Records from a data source
Segment Open
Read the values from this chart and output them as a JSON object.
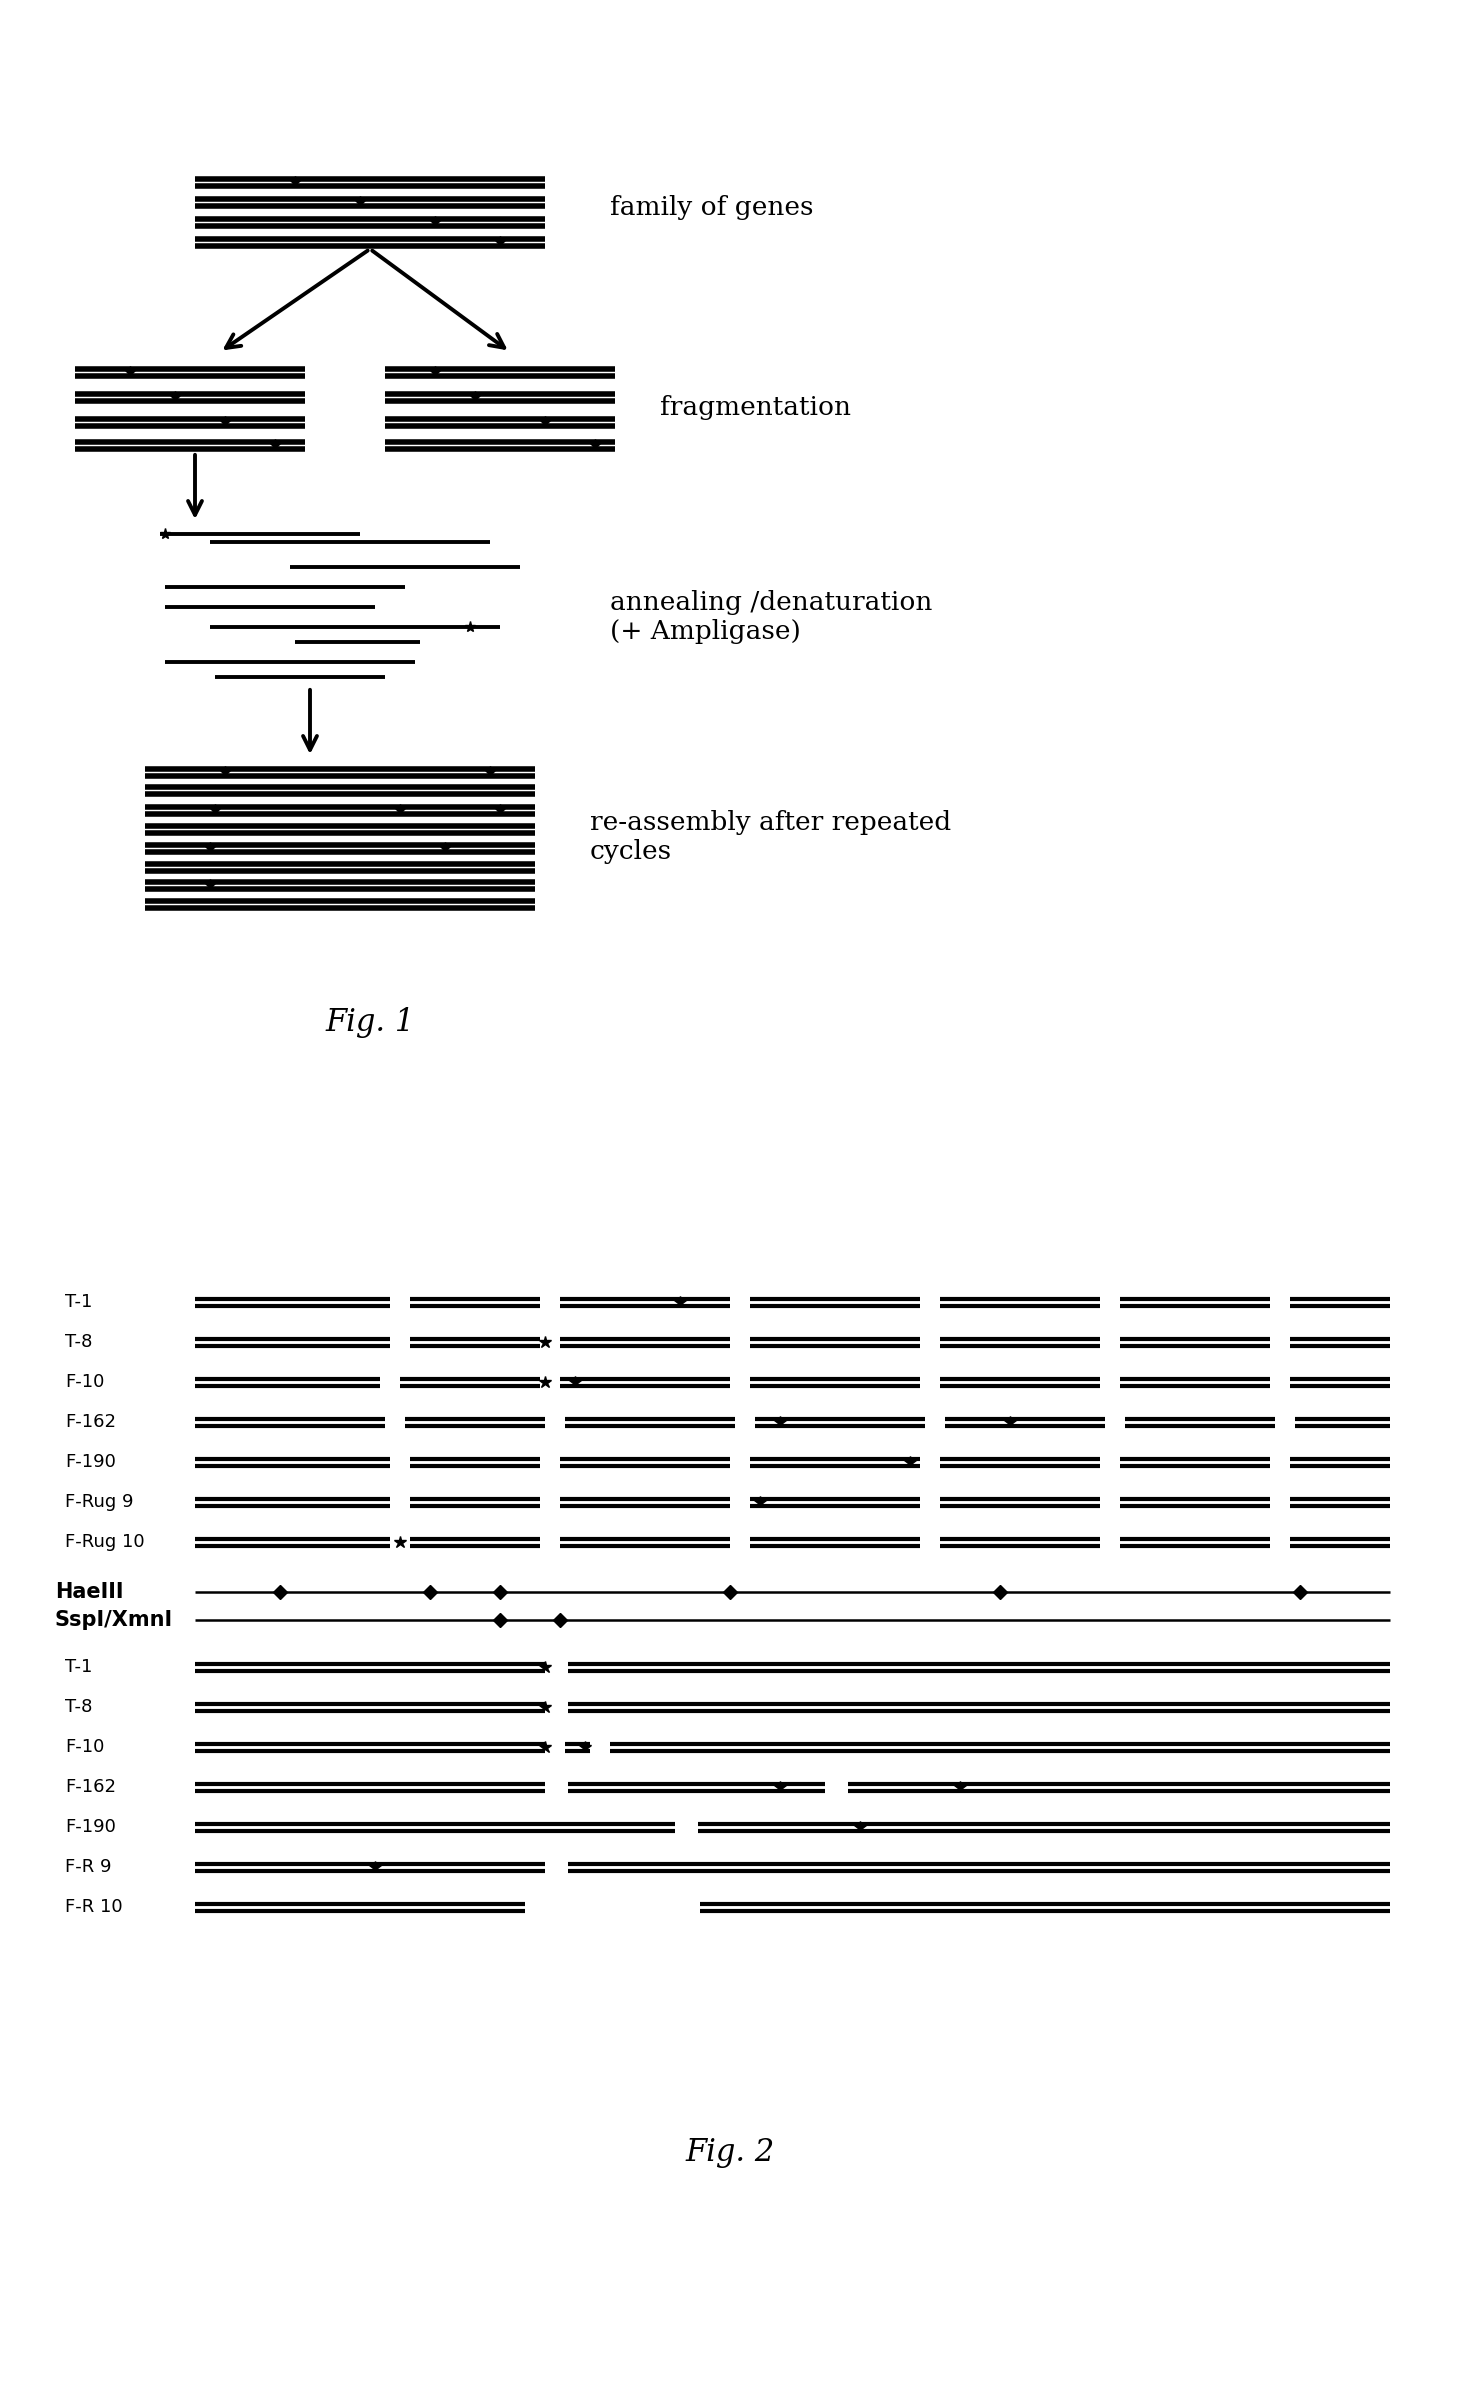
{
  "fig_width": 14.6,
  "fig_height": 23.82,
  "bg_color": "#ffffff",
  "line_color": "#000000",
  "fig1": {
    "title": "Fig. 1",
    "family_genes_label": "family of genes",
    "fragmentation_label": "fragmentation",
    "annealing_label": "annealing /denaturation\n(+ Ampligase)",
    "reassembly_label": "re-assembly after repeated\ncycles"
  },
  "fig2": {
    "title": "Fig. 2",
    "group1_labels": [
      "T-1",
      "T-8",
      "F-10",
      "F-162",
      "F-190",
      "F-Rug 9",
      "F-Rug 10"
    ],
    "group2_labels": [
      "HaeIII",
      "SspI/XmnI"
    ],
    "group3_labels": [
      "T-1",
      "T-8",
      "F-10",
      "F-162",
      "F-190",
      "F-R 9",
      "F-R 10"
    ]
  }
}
Segment Closed
*About this task:*
Transcribe every record above exactly, leaving out the pictures.

*Reply to the exercise:*
Read the values from this chart and output them as a JSON object.
{
  "fig_width": 14.6,
  "fig_height": 23.82,
  "bg_color": "#ffffff",
  "line_color": "#000000",
  "fig1": {
    "title": "Fig. 1",
    "family_genes_label": "family of genes",
    "fragmentation_label": "fragmentation",
    "annealing_label": "annealing /denaturation\n(+ Ampligase)",
    "reassembly_label": "re-assembly after repeated\ncycles"
  },
  "fig2": {
    "title": "Fig. 2",
    "group1_labels": [
      "T-1",
      "T-8",
      "F-10",
      "F-162",
      "F-190",
      "F-Rug 9",
      "F-Rug 10"
    ],
    "group2_labels": [
      "HaeIII",
      "SspI/XmnI"
    ],
    "group3_labels": [
      "T-1",
      "T-8",
      "F-10",
      "F-162",
      "F-190",
      "F-R 9",
      "F-R 10"
    ]
  }
}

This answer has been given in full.